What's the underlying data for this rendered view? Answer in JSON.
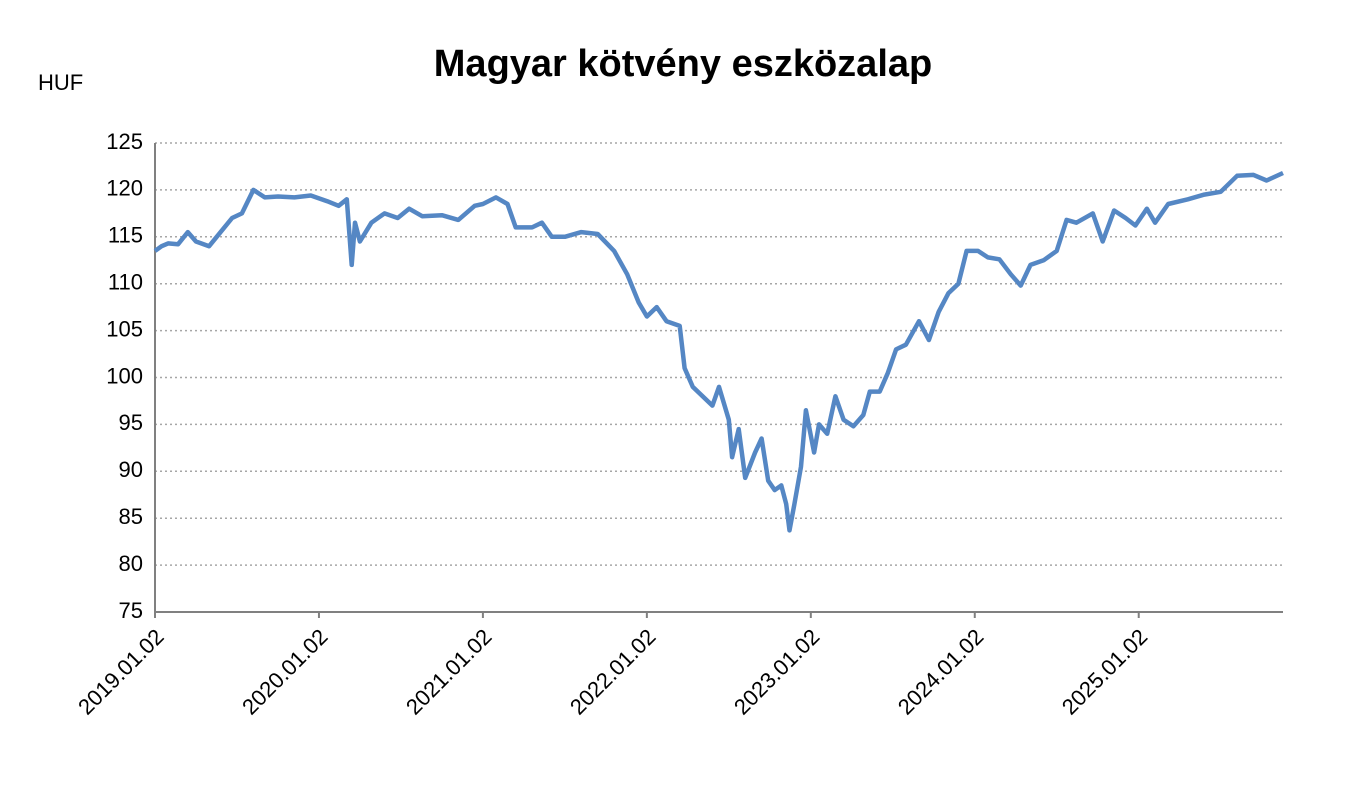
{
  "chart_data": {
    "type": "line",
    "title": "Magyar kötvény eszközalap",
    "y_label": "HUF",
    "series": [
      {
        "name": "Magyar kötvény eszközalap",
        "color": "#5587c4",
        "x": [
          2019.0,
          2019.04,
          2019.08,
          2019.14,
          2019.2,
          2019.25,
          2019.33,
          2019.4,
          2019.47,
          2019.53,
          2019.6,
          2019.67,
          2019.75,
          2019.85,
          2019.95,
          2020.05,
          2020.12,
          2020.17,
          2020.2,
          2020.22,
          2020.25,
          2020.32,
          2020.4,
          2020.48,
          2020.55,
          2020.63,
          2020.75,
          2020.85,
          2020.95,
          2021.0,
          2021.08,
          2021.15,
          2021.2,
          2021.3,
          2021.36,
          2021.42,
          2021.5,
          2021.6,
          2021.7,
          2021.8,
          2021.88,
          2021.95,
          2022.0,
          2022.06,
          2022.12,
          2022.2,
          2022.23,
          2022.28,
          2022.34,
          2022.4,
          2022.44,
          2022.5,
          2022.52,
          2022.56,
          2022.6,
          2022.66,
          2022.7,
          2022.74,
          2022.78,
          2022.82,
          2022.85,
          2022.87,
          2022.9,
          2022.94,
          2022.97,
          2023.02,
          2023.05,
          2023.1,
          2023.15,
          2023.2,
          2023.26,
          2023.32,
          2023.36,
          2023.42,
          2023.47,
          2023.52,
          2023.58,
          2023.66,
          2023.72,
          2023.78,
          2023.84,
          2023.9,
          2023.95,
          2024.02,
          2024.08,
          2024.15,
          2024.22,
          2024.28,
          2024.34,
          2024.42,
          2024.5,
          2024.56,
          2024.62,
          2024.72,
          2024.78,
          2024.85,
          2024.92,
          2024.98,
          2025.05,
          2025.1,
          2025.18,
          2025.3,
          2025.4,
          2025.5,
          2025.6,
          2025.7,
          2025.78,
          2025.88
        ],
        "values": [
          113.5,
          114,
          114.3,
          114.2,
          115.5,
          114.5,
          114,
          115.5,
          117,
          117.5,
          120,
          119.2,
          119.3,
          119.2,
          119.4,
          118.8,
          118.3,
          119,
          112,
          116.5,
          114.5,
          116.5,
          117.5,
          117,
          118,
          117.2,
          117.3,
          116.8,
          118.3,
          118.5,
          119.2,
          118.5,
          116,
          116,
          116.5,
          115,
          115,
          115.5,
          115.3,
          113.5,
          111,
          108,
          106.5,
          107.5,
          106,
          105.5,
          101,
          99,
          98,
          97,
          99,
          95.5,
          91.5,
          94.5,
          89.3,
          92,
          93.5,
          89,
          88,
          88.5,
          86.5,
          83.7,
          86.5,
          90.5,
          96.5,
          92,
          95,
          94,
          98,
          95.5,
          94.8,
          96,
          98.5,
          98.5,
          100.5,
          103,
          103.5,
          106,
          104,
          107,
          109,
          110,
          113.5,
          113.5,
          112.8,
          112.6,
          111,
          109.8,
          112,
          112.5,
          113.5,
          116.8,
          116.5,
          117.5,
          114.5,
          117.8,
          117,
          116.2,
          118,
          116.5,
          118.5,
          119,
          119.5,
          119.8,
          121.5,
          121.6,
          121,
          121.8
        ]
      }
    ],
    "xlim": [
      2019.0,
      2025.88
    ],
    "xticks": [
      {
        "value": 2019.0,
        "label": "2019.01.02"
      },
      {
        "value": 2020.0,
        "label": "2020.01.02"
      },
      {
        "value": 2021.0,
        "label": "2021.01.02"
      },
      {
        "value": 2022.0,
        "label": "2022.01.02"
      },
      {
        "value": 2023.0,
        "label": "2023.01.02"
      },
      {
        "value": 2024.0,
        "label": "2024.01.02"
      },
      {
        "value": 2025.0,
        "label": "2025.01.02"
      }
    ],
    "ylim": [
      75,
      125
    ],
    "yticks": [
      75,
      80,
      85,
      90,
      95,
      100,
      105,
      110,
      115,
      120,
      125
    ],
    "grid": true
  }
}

What is needed: Images in the records should not be copied. Repeat all the rest exactly.

Answer in full:
What's the underlying data for this rendered view? Answer in JSON.
{
  "chart_data": {
    "type": "line",
    "title": "Magyar kötvény eszközalap",
    "y_label": "HUF",
    "series": [
      {
        "name": "Magyar kötvény eszközalap",
        "color": "#5587c4",
        "x": [
          2019.0,
          2019.04,
          2019.08,
          2019.14,
          2019.2,
          2019.25,
          2019.33,
          2019.4,
          2019.47,
          2019.53,
          2019.6,
          2019.67,
          2019.75,
          2019.85,
          2019.95,
          2020.05,
          2020.12,
          2020.17,
          2020.2,
          2020.22,
          2020.25,
          2020.32,
          2020.4,
          2020.48,
          2020.55,
          2020.63,
          2020.75,
          2020.85,
          2020.95,
          2021.0,
          2021.08,
          2021.15,
          2021.2,
          2021.3,
          2021.36,
          2021.42,
          2021.5,
          2021.6,
          2021.7,
          2021.8,
          2021.88,
          2021.95,
          2022.0,
          2022.06,
          2022.12,
          2022.2,
          2022.23,
          2022.28,
          2022.34,
          2022.4,
          2022.44,
          2022.5,
          2022.52,
          2022.56,
          2022.6,
          2022.66,
          2022.7,
          2022.74,
          2022.78,
          2022.82,
          2022.85,
          2022.87,
          2022.9,
          2022.94,
          2022.97,
          2023.02,
          2023.05,
          2023.1,
          2023.15,
          2023.2,
          2023.26,
          2023.32,
          2023.36,
          2023.42,
          2023.47,
          2023.52,
          2023.58,
          2023.66,
          2023.72,
          2023.78,
          2023.84,
          2023.9,
          2023.95,
          2024.02,
          2024.08,
          2024.15,
          2024.22,
          2024.28,
          2024.34,
          2024.42,
          2024.5,
          2024.56,
          2024.62,
          2024.72,
          2024.78,
          2024.85,
          2024.92,
          2024.98,
          2025.05,
          2025.1,
          2025.18,
          2025.3,
          2025.4,
          2025.5,
          2025.6,
          2025.7,
          2025.78,
          2025.88
        ],
        "values": [
          113.5,
          114,
          114.3,
          114.2,
          115.5,
          114.5,
          114,
          115.5,
          117,
          117.5,
          120,
          119.2,
          119.3,
          119.2,
          119.4,
          118.8,
          118.3,
          119,
          112,
          116.5,
          114.5,
          116.5,
          117.5,
          117,
          118,
          117.2,
          117.3,
          116.8,
          118.3,
          118.5,
          119.2,
          118.5,
          116,
          116,
          116.5,
          115,
          115,
          115.5,
          115.3,
          113.5,
          111,
          108,
          106.5,
          107.5,
          106,
          105.5,
          101,
          99,
          98,
          97,
          99,
          95.5,
          91.5,
          94.5,
          89.3,
          92,
          93.5,
          89,
          88,
          88.5,
          86.5,
          83.7,
          86.5,
          90.5,
          96.5,
          92,
          95,
          94,
          98,
          95.5,
          94.8,
          96,
          98.5,
          98.5,
          100.5,
          103,
          103.5,
          106,
          104,
          107,
          109,
          110,
          113.5,
          113.5,
          112.8,
          112.6,
          111,
          109.8,
          112,
          112.5,
          113.5,
          116.8,
          116.5,
          117.5,
          114.5,
          117.8,
          117,
          116.2,
          118,
          116.5,
          118.5,
          119,
          119.5,
          119.8,
          121.5,
          121.6,
          121,
          121.8
        ]
      }
    ],
    "xlim": [
      2019.0,
      2025.88
    ],
    "xticks": [
      {
        "value": 2019.0,
        "label": "2019.01.02"
      },
      {
        "value": 2020.0,
        "label": "2020.01.02"
      },
      {
        "value": 2021.0,
        "label": "2021.01.02"
      },
      {
        "value": 2022.0,
        "label": "2022.01.02"
      },
      {
        "value": 2023.0,
        "label": "2023.01.02"
      },
      {
        "value": 2024.0,
        "label": "2024.01.02"
      },
      {
        "value": 2025.0,
        "label": "2025.01.02"
      }
    ],
    "ylim": [
      75,
      125
    ],
    "yticks": [
      75,
      80,
      85,
      90,
      95,
      100,
      105,
      110,
      115,
      120,
      125
    ],
    "grid": true
  }
}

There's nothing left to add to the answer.